Objective:
Among the entries, which lines carry the string "JSON"? Copy each of them.

++++ Data supplied

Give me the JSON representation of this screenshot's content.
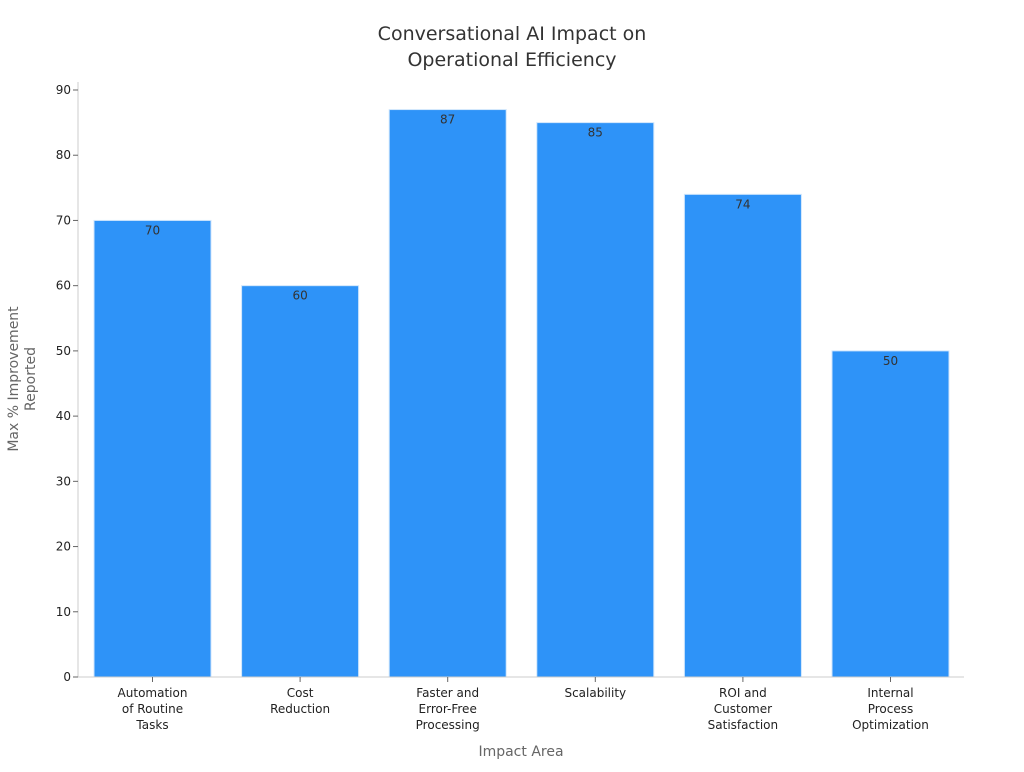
{
  "chart_data": {
    "type": "bar",
    "title": [
      "Conversational AI Impact on",
      "Operational Efficiency"
    ],
    "xlabel": "Impact Area",
    "ylabel": [
      "Max % Improvement",
      "Reported"
    ],
    "categories": [
      [
        "Automation",
        "of Routine",
        "Tasks"
      ],
      [
        "Cost",
        "Reduction"
      ],
      [
        "Faster and",
        "Error-Free",
        "Processing"
      ],
      [
        "Scalability"
      ],
      [
        "ROI and",
        "Customer",
        "Satisfaction"
      ],
      [
        "Internal",
        "Process",
        "Optimization"
      ]
    ],
    "values": [
      70,
      60,
      87,
      85,
      74,
      50
    ],
    "data_labels": [
      "70",
      "60",
      "87",
      "85",
      "74",
      "50"
    ],
    "ylim": [
      0,
      90
    ],
    "yticks": [
      0,
      10,
      20,
      30,
      40,
      50,
      60,
      70,
      80,
      90
    ],
    "bar_color": "#2e93f8",
    "grid": false,
    "legend": "none"
  }
}
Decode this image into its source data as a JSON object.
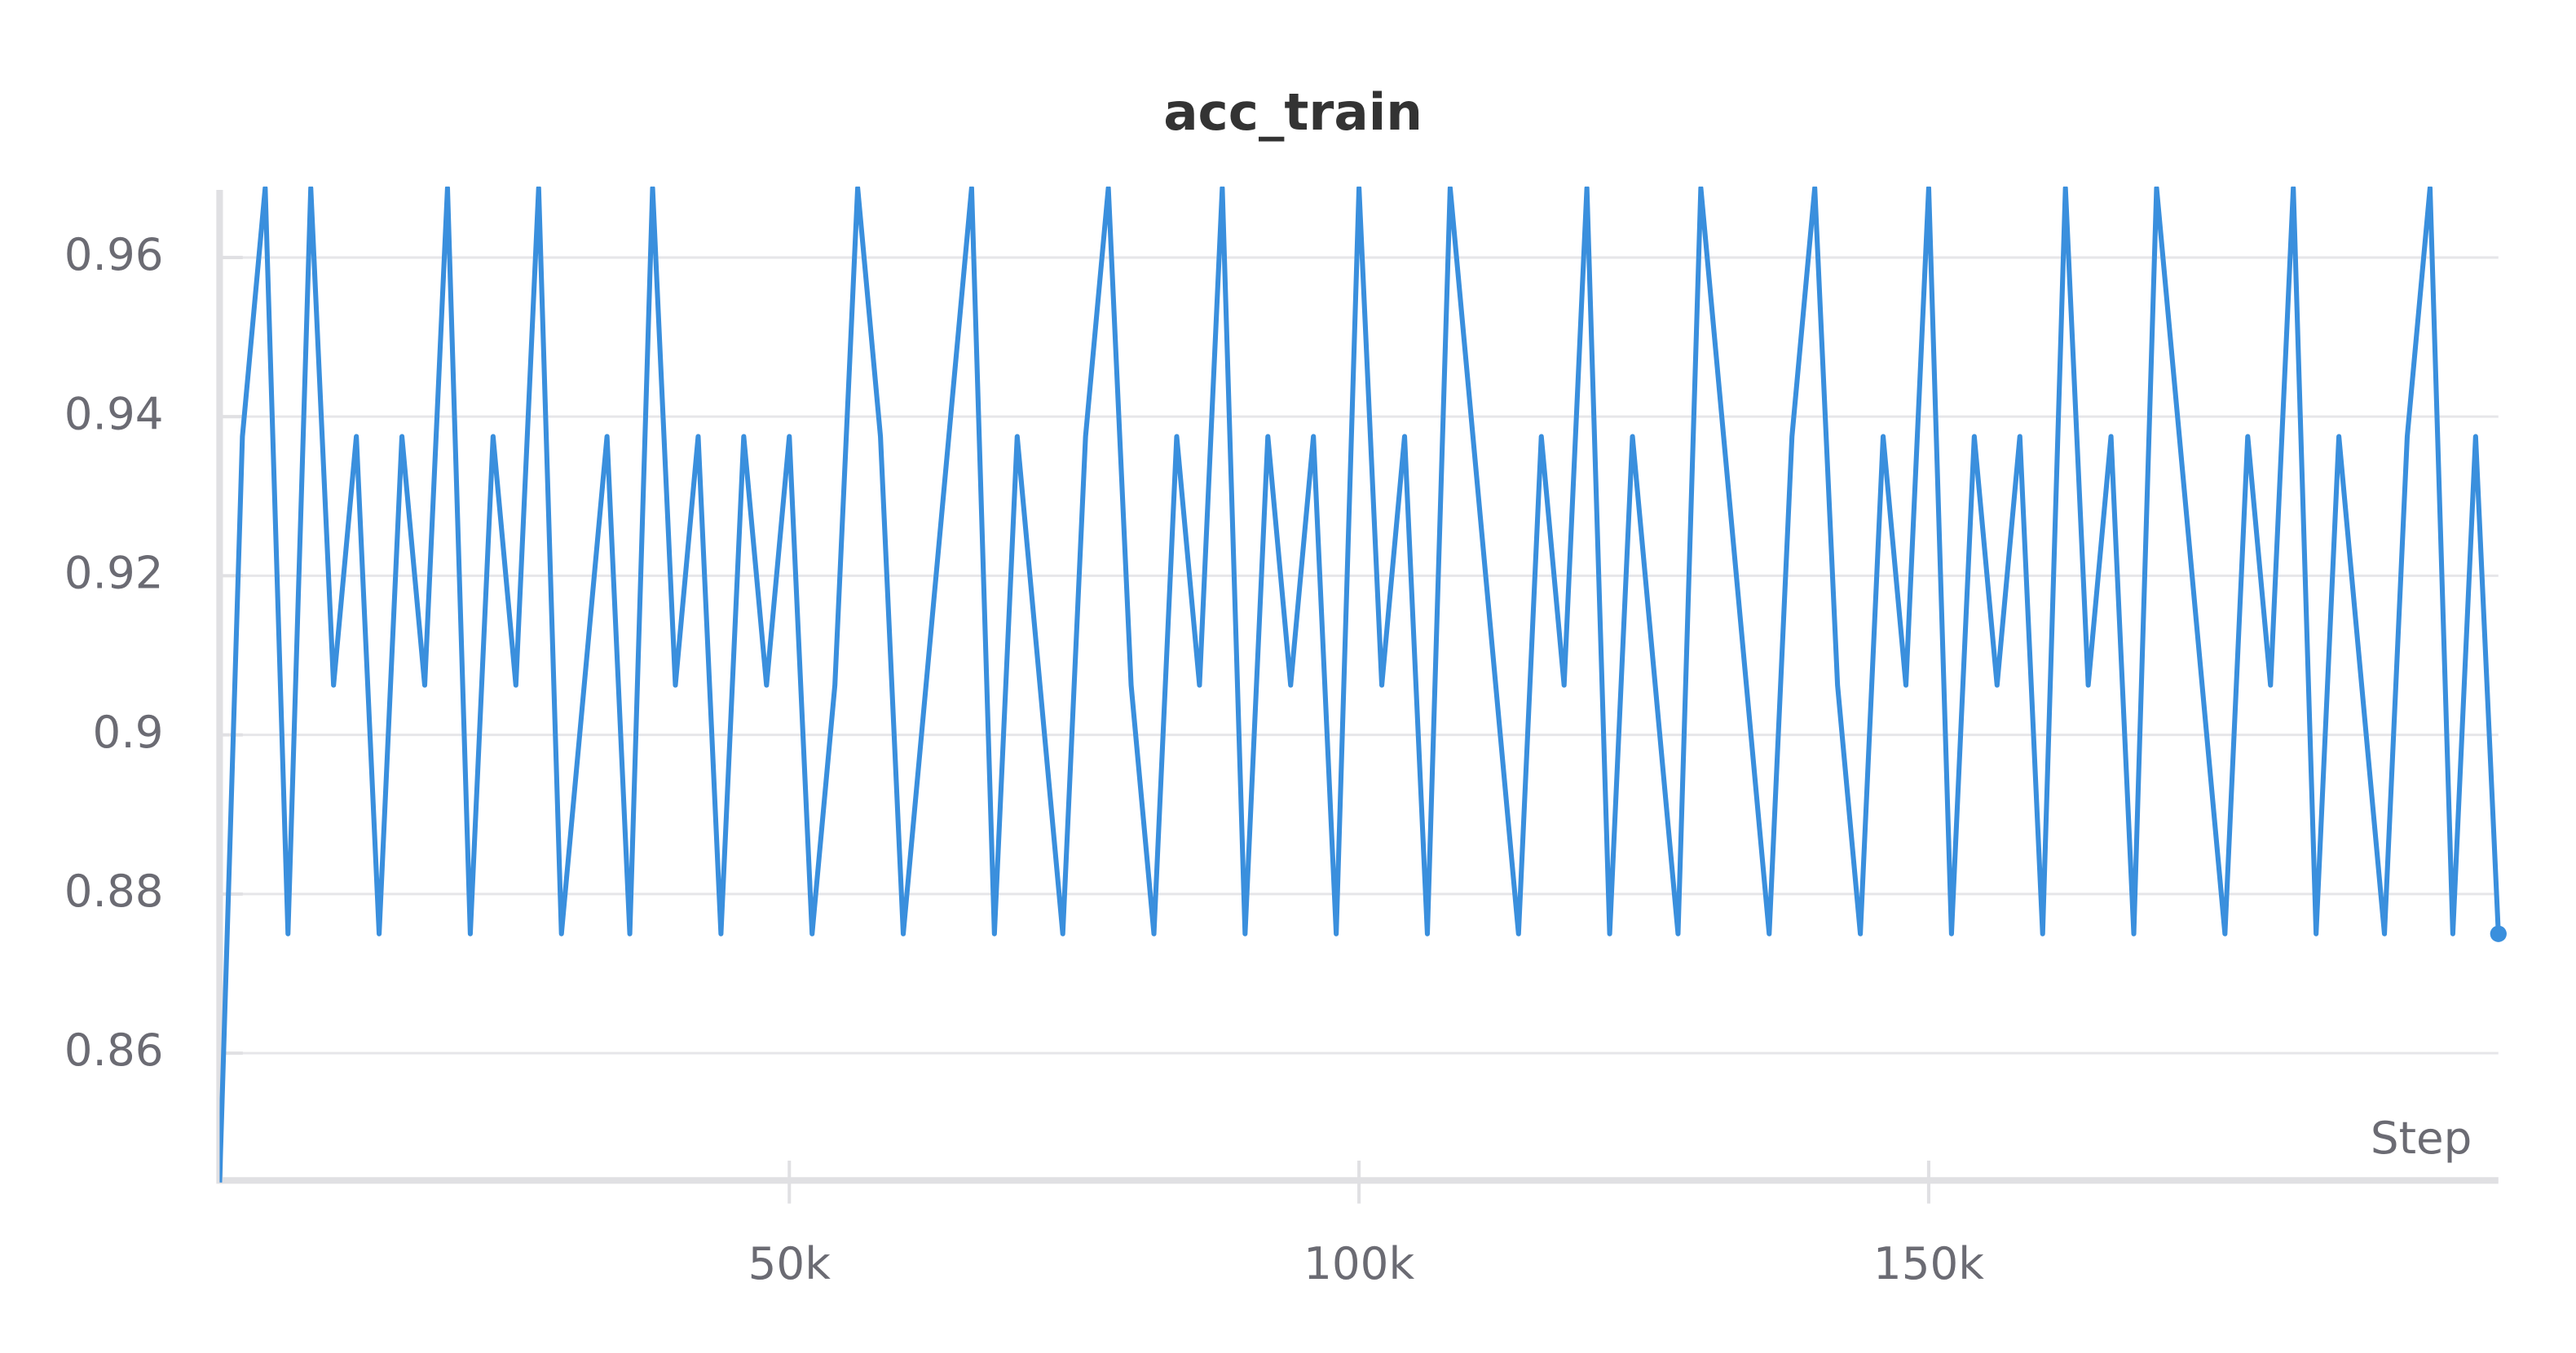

++++++++

Task solution:
Give me the JSON representation of this screenshot's content.
Decode this image into its source data as a JSON object.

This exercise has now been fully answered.